Supplied data:
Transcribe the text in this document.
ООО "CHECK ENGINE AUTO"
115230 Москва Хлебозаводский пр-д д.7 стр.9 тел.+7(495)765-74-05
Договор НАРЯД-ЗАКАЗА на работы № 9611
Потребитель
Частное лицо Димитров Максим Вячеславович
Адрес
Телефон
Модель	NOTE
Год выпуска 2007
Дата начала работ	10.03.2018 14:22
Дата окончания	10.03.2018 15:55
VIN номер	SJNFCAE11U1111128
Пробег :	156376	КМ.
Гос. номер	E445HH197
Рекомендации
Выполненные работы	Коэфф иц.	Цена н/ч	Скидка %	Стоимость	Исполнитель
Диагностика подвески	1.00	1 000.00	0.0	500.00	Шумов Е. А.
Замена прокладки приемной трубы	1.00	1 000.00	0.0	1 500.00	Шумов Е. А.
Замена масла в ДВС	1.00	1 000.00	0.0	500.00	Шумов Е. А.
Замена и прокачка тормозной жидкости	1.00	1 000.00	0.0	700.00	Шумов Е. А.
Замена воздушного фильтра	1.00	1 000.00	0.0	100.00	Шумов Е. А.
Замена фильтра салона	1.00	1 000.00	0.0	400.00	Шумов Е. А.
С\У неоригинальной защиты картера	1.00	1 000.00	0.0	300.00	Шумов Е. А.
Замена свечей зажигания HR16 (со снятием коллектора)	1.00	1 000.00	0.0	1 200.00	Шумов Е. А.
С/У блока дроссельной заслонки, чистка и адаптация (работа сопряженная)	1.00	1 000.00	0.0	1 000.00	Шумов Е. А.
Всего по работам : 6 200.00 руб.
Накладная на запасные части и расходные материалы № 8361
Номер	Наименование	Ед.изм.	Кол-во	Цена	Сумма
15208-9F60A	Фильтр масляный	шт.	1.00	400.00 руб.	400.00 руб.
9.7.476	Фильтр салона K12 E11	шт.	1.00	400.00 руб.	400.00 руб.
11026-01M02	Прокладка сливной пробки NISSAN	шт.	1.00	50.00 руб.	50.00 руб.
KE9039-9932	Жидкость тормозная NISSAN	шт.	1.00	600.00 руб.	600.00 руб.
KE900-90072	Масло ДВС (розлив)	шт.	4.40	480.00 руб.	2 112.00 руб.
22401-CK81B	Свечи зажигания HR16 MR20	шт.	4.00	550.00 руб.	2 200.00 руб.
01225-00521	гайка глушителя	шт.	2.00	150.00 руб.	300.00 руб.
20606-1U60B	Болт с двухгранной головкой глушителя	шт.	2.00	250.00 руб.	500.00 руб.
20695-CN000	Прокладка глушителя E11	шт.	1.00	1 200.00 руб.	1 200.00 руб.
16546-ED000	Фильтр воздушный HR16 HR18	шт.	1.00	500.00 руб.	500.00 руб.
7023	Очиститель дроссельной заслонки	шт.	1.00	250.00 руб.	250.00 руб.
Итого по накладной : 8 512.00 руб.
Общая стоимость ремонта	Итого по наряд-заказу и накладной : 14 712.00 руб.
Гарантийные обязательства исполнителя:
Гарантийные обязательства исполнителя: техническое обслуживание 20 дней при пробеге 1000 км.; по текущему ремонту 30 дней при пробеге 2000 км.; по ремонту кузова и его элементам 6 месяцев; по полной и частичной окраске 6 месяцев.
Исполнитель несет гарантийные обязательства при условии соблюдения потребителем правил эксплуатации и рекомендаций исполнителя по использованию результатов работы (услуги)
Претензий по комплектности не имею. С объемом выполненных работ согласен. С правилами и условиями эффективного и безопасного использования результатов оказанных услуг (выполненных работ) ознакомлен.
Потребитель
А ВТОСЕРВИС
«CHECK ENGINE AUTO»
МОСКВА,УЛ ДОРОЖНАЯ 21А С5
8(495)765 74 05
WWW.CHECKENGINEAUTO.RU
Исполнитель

==

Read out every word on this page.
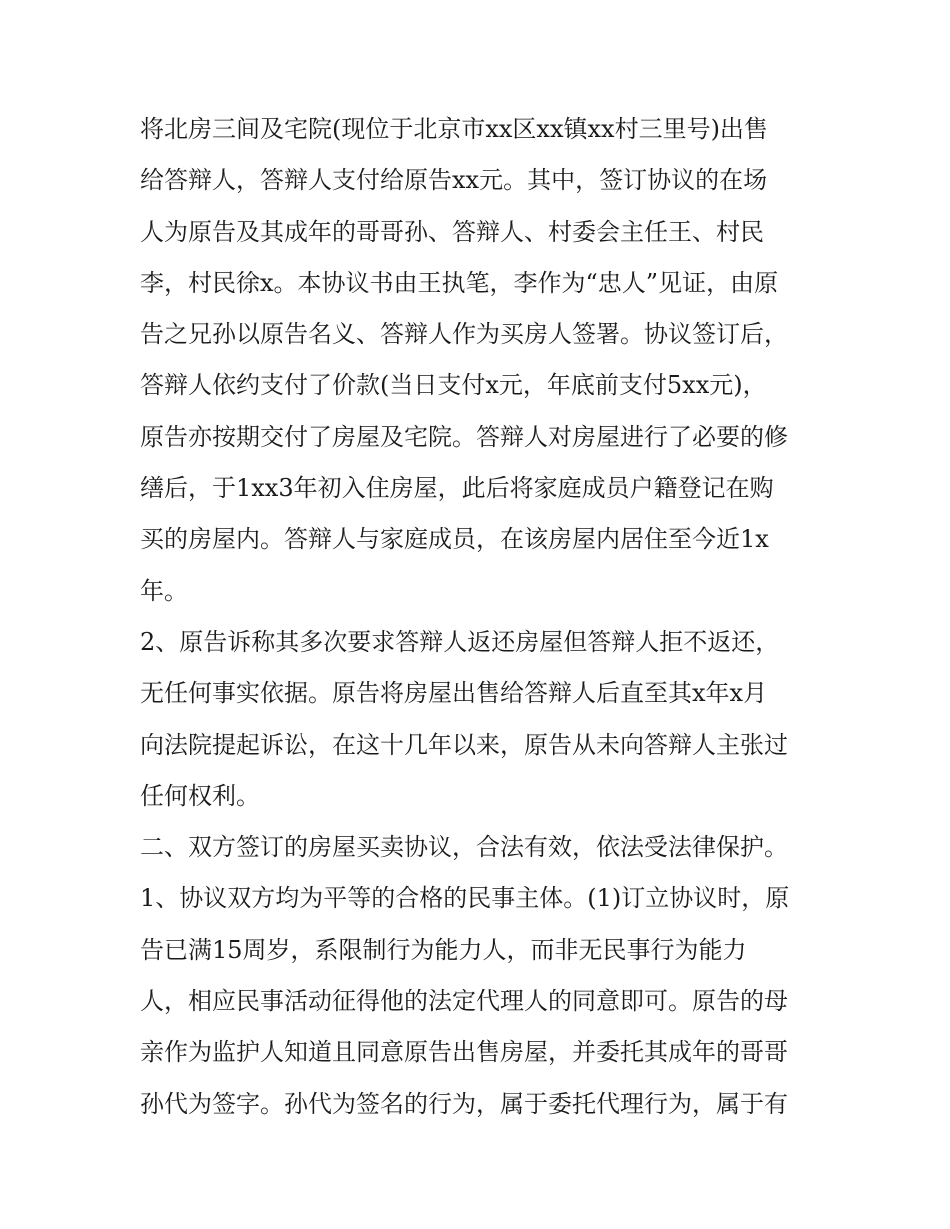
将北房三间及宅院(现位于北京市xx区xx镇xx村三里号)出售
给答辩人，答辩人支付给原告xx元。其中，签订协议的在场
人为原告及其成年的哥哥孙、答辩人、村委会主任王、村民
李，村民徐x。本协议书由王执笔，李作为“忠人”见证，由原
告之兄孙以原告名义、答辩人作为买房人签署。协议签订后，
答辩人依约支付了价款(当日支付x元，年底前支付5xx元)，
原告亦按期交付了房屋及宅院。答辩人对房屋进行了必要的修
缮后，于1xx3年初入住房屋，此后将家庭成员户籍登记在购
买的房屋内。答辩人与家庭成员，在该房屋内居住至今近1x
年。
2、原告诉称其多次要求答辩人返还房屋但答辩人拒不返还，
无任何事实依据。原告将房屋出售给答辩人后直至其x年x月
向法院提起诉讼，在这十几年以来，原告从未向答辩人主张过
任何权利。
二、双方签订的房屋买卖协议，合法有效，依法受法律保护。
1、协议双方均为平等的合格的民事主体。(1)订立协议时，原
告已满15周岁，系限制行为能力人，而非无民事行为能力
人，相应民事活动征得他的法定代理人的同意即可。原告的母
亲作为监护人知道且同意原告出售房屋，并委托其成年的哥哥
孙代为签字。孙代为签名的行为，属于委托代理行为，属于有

What to do: Gather every line containing the word "накладной" and copy it.

Answer to the exercise:
Итого по накладной : 8 512.00 руб.
Общая стоимость ремонта	Итого по наряд-заказу и накладной : 14 712.00 руб.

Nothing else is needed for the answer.